• **Data supplied**
++++++

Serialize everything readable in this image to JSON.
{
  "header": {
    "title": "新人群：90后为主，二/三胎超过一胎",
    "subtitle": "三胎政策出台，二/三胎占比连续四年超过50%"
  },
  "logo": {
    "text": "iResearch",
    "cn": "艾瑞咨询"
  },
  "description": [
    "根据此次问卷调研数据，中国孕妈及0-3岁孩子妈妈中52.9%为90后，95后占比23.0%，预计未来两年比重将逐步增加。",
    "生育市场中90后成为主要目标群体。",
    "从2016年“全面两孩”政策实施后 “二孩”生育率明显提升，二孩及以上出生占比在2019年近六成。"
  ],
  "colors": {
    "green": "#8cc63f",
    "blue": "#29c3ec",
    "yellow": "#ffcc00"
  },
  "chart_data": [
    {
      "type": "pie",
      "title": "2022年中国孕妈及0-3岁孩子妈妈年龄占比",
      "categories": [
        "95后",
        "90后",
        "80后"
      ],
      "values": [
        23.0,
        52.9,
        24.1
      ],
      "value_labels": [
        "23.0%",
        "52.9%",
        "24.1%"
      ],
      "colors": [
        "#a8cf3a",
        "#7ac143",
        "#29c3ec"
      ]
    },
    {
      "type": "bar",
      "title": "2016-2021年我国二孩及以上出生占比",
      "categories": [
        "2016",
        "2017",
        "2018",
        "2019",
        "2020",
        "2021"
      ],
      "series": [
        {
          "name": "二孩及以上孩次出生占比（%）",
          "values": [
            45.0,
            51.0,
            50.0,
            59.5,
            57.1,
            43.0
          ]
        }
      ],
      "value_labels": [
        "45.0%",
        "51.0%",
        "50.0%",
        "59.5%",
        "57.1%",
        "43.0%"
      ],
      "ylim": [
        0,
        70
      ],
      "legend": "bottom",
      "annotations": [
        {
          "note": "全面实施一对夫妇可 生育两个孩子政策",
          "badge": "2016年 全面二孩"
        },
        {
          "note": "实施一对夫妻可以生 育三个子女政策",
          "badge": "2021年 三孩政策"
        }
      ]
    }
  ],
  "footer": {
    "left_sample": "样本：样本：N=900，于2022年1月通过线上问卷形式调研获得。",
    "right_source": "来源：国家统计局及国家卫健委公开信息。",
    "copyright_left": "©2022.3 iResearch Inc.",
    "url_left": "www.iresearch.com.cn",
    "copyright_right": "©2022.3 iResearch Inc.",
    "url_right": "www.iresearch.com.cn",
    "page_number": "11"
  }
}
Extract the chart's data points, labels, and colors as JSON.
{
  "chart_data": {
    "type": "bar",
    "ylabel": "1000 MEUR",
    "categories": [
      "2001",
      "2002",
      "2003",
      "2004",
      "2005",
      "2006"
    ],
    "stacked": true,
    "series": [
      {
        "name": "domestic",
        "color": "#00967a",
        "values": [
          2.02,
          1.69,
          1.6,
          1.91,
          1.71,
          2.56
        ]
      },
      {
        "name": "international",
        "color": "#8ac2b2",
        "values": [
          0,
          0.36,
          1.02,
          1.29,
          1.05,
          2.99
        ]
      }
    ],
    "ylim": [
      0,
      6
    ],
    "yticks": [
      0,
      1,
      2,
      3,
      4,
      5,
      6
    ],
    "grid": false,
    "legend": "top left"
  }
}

++++++

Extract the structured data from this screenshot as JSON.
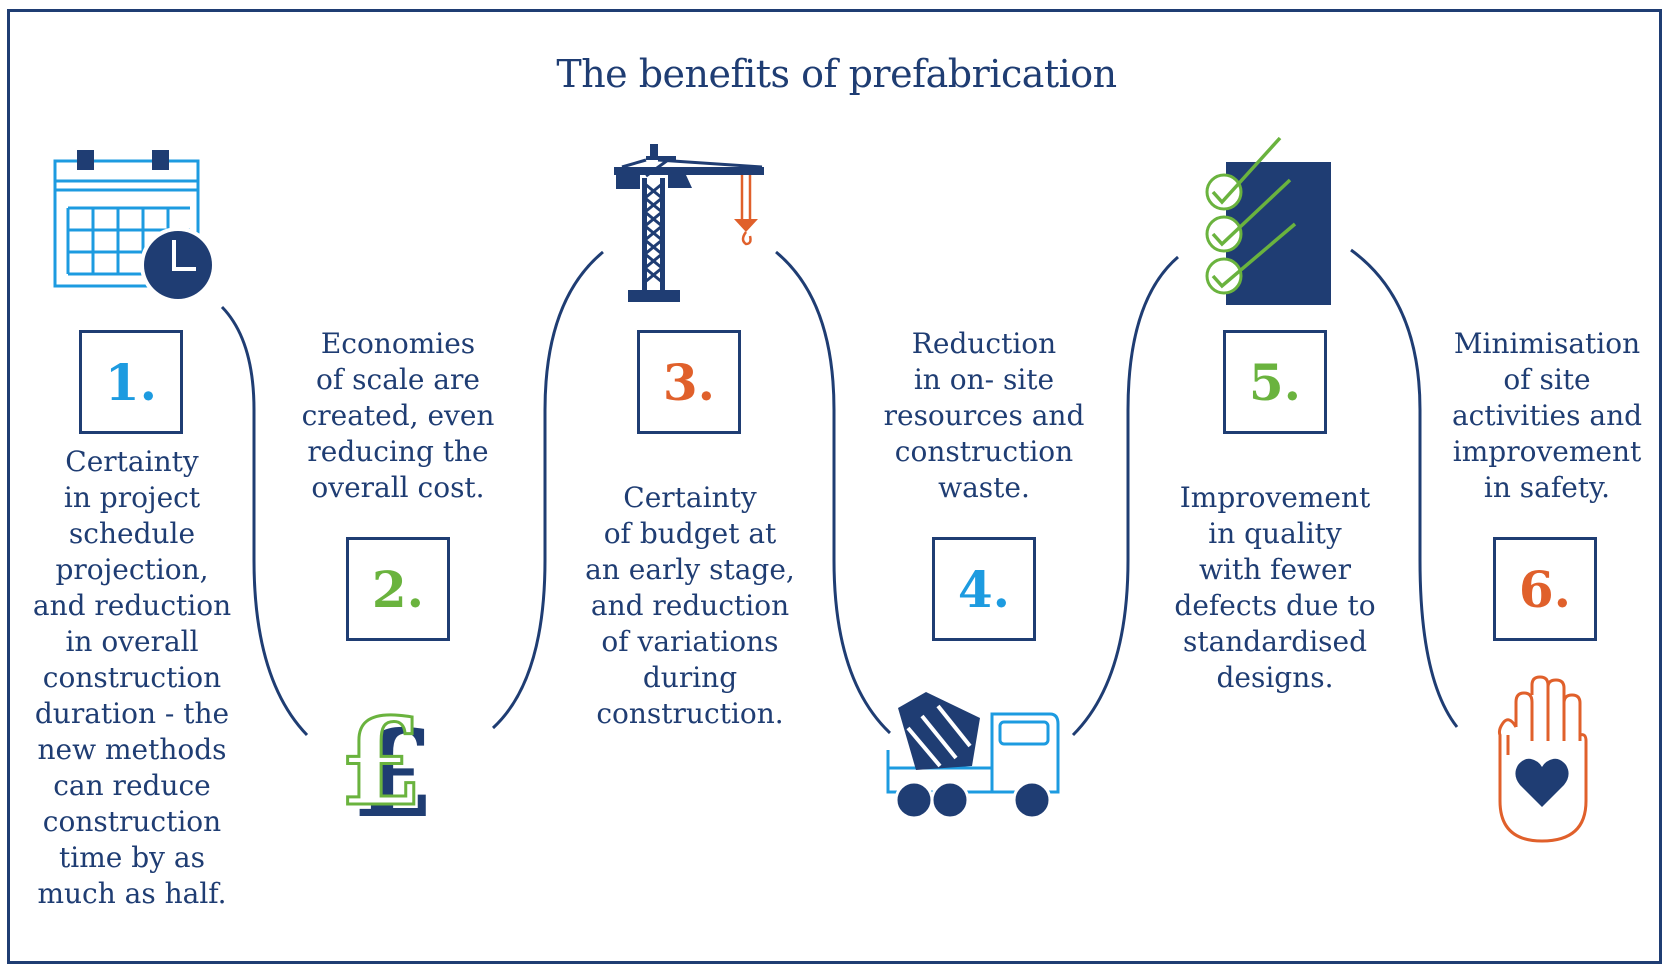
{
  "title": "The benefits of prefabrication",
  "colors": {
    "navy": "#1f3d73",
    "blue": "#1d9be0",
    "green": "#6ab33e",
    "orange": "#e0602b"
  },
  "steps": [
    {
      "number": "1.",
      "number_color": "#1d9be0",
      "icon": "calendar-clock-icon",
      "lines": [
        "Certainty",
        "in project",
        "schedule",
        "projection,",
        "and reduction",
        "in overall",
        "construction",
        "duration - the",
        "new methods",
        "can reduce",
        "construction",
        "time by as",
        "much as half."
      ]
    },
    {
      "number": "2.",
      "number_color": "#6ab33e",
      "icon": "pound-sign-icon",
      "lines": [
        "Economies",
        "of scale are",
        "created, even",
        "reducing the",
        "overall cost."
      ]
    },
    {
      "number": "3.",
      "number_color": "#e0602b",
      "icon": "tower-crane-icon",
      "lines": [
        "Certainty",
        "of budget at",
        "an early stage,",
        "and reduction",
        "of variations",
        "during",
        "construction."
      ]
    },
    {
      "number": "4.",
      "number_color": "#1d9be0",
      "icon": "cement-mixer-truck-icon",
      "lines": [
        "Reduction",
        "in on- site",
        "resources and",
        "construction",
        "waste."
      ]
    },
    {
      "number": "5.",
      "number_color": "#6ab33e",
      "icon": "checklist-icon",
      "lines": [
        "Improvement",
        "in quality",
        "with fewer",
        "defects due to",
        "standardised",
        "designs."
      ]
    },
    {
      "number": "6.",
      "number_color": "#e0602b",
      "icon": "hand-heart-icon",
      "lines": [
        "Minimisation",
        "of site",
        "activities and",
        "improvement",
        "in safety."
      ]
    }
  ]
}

++++++

• **What to work on**
Write down the number of lines where the word "Extract" appears, and nothing further.

• **Complete response**
2